* **INSTRUCTION**: Each entry that follows must be output without any deviation.

——————————

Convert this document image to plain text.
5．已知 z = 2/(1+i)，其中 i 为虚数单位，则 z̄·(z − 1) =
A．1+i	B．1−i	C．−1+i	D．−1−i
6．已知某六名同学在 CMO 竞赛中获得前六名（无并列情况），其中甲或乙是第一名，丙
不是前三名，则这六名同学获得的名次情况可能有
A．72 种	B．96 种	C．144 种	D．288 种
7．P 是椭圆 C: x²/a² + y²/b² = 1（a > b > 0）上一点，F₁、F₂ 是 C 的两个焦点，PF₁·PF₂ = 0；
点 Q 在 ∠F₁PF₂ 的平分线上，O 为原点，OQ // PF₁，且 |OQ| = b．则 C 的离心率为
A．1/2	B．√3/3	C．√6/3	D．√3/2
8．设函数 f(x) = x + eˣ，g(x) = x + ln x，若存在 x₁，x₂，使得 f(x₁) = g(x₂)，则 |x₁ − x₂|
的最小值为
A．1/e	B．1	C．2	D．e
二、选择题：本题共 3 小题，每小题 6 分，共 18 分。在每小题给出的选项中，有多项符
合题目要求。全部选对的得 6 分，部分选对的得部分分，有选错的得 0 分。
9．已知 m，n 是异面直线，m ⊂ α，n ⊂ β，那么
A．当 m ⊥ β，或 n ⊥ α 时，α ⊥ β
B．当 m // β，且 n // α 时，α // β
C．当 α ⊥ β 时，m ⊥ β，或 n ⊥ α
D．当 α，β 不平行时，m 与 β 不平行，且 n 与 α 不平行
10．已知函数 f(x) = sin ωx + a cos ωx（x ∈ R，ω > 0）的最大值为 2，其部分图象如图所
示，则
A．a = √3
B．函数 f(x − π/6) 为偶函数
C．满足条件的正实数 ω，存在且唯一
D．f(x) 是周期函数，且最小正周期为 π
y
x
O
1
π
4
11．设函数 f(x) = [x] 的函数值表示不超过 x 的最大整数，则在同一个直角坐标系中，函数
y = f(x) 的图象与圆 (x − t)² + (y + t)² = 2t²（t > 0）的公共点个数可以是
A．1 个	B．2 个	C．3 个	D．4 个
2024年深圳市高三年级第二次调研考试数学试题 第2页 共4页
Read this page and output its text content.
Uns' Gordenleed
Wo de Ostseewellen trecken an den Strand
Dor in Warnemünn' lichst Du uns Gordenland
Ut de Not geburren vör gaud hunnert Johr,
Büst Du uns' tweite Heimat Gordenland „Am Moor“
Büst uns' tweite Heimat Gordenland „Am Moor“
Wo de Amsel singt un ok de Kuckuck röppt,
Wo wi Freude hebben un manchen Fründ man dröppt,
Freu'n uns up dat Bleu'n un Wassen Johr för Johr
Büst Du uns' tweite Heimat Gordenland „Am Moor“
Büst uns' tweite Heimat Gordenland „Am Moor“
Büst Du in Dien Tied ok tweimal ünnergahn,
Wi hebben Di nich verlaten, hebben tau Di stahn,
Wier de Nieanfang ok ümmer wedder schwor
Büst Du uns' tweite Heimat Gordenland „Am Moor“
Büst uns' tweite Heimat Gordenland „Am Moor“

——————————

* **RESPONSE TO THIS TASK**:
Convert this document image to plain text.
5．已知 z = 2/(1+i)，其中 i 为虚数单位，则 z̄·(z − 1) =
A．1+i	B．1−i	C．−1+i	D．−1−i
6．已知某六名同学在 CMO 竞赛中获得前六名（无并列情况），其中甲或乙是第一名，丙
不是前三名，则这六名同学获得的名次情况可能有
A．72 种	B．96 种	C．144 种	D．288 种
7．P 是椭圆 C: x²/a² + y²/b² = 1（a > b > 0）上一点，F₁、F₂ 是 C 的两个焦点，PF₁·PF₂ = 0；
点 Q 在 ∠F₁PF₂ 的平分线上，O 为原点，OQ // PF₁，且 |OQ| = b．则 C 的离心率为
A．1/2	B．√3/3	C．√6/3	D．√3/2
8．设函数 f(x) = x + eˣ，g(x) = x + ln x，若存在 x₁，x₂，使得 f(x₁) = g(x₂)，则 |x₁ − x₂|
的最小值为
A．1/e	B．1	C．2	D．e
二、选择题：本题共 3 小题，每小题 6 分，共 18 分。在每小题给出的选项中，有多项符
合题目要求。全部选对的得 6 分，部分选对的得部分分，有选错的得 0 分。
9．已知 m，n 是异面直线，m ⊂ α，n ⊂ β，那么
A．当 m ⊥ β，或 n ⊥ α 时，α ⊥ β
B．当 m // β，且 n // α 时，α // β
C．当 α ⊥ β 时，m ⊥ β，或 n ⊥ α
D．当 α，β 不平行时，m 与 β 不平行，且 n 与 α 不平行
10．已知函数 f(x) = sin ωx + a cos ωx（x ∈ R，ω > 0）的最大值为 2，其部分图象如图所
示，则
A．a = √3
B．函数 f(x − π/6) 为偶函数
C．满足条件的正实数 ω，存在且唯一
D．f(x) 是周期函数，且最小正周期为 π
y
x
O
1
π
4
11．设函数 f(x) = [x] 的函数值表示不超过 x 的最大整数，则在同一个直角坐标系中，函数
y = f(x) 的图象与圆 (x − t)² + (y + t)² = 2t²（t > 0）的公共点个数可以是
A．1 个	B．2 个	C．3 个	D．4 个
2024年深圳市高三年级第二次调研考试数学试题 第2页 共4页
Read this page and output its text content.
Uns' Gordenleed
Wo de Ostseewellen trecken an den Strand
Dor in Warnemünn' lichst Du uns Gordenland
Ut de Not geburren vör gaud hunnert Johr,
Büst Du uns' tweite Heimat Gordenland „Am Moor“
Büst uns' tweite Heimat Gordenland „Am Moor“
Wo de Amsel singt un ok de Kuckuck röppt,
Wo wi Freude hebben un manchen Fründ man dröppt,
Freu'n uns up dat Bleu'n un Wassen Johr för Johr
Büst Du uns' tweite Heimat Gordenland „Am Moor“
Büst uns' tweite Heimat Gordenland „Am Moor“
Büst Du in Dien Tied ok tweimal ünnergahn,
Wi hebben Di nich verlaten, hebben tau Di stahn,
Wier de Nieanfang ok ümmer wedder schwor
Büst Du uns' tweite Heimat Gordenland „Am Moor“
Büst uns' tweite Heimat Gordenland „Am Moor“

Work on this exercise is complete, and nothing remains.